- The problem -
Out of all the lines below, count those with the word "What". Give the number only.

### Data for the task

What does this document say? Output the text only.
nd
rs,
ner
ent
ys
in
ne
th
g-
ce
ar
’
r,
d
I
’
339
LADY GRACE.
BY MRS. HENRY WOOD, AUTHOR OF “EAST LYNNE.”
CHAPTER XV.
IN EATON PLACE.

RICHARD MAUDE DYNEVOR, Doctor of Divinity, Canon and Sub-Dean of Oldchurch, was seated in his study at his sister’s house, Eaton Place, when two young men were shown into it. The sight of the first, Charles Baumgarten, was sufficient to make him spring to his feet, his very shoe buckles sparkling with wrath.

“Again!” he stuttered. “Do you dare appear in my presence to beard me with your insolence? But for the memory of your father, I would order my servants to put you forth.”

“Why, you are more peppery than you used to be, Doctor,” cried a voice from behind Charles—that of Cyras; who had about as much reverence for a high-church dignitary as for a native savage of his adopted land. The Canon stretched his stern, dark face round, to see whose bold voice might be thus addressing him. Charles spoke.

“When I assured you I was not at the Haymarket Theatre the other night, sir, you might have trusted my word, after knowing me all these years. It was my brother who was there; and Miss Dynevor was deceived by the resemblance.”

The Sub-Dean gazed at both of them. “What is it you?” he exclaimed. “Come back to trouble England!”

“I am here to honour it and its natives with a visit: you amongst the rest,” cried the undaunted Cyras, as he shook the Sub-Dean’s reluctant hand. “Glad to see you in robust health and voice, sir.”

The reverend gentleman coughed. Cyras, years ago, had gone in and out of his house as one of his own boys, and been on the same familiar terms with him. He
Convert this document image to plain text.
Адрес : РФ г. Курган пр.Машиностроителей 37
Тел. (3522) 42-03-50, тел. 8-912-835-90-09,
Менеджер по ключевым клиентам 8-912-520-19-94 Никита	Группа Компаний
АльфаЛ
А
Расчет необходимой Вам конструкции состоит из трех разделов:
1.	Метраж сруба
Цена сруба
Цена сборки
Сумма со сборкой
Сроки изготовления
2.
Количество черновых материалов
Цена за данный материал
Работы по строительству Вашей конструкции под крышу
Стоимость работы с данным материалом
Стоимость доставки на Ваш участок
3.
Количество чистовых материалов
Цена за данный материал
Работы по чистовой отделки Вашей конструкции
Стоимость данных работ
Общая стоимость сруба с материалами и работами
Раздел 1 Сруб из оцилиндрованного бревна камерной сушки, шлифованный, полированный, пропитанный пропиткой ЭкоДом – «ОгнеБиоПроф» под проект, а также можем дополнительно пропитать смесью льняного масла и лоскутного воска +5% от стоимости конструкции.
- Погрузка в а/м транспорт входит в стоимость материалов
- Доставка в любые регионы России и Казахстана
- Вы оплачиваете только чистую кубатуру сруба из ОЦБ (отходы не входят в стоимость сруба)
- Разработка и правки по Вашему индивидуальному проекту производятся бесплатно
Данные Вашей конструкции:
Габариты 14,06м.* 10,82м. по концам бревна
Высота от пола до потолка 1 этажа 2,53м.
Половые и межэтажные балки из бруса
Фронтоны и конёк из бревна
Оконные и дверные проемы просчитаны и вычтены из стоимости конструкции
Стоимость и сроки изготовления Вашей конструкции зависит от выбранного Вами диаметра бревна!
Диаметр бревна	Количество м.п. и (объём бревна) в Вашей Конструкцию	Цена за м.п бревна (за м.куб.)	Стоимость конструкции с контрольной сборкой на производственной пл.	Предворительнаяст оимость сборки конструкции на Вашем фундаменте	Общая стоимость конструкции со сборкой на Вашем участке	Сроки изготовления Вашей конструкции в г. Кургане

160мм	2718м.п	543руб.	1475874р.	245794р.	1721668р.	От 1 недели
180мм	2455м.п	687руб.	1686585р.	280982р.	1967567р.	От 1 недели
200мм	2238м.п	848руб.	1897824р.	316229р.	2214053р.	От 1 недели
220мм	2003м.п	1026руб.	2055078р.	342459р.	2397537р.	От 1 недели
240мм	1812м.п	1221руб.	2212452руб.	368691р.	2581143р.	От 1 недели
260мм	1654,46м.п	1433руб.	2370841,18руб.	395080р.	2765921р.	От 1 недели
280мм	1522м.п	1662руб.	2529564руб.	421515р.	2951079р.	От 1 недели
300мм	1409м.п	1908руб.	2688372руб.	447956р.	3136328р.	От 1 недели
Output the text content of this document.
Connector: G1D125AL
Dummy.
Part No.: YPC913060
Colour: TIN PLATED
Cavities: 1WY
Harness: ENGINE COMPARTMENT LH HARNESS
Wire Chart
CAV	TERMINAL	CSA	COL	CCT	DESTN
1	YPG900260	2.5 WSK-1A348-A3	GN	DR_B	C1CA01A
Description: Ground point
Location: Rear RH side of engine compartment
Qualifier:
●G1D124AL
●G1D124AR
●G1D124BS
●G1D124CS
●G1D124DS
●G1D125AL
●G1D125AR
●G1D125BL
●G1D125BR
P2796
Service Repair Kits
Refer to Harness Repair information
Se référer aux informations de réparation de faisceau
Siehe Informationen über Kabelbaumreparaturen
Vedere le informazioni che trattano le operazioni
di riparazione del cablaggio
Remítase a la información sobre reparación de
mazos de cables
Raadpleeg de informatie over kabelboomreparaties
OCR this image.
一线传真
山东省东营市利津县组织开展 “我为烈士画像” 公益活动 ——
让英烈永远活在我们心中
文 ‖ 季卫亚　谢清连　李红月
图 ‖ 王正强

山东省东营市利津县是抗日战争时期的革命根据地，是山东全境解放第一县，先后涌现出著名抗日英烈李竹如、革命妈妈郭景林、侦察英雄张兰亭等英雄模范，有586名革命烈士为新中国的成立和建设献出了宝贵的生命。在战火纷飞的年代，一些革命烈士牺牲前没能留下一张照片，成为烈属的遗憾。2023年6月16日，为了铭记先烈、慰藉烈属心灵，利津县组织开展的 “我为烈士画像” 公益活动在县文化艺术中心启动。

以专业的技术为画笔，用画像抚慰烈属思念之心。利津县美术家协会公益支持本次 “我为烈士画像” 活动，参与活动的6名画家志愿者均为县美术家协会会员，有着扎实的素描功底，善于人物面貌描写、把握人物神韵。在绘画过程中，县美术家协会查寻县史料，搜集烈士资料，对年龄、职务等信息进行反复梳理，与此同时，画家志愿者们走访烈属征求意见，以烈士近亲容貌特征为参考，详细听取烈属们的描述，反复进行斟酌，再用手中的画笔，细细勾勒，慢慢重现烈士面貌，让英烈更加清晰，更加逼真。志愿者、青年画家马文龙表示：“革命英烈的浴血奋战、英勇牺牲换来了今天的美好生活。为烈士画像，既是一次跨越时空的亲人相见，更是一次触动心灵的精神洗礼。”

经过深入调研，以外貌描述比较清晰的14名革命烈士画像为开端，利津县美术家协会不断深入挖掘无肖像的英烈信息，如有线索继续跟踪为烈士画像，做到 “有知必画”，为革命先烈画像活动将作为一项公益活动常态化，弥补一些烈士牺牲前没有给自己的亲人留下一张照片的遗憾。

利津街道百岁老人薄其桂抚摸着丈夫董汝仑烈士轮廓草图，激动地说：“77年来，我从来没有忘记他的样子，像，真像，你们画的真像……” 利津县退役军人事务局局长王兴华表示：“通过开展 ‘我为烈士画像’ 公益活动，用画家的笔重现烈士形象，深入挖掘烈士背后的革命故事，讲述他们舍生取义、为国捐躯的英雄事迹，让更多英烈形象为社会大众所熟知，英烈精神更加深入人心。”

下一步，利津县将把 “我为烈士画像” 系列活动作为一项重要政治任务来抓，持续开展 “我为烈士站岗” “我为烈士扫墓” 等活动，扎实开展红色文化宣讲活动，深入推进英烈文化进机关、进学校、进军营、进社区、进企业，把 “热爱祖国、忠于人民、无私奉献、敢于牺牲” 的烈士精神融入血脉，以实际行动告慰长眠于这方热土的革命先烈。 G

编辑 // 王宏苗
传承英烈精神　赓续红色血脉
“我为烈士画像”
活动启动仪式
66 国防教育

######

- Completed exercise -
2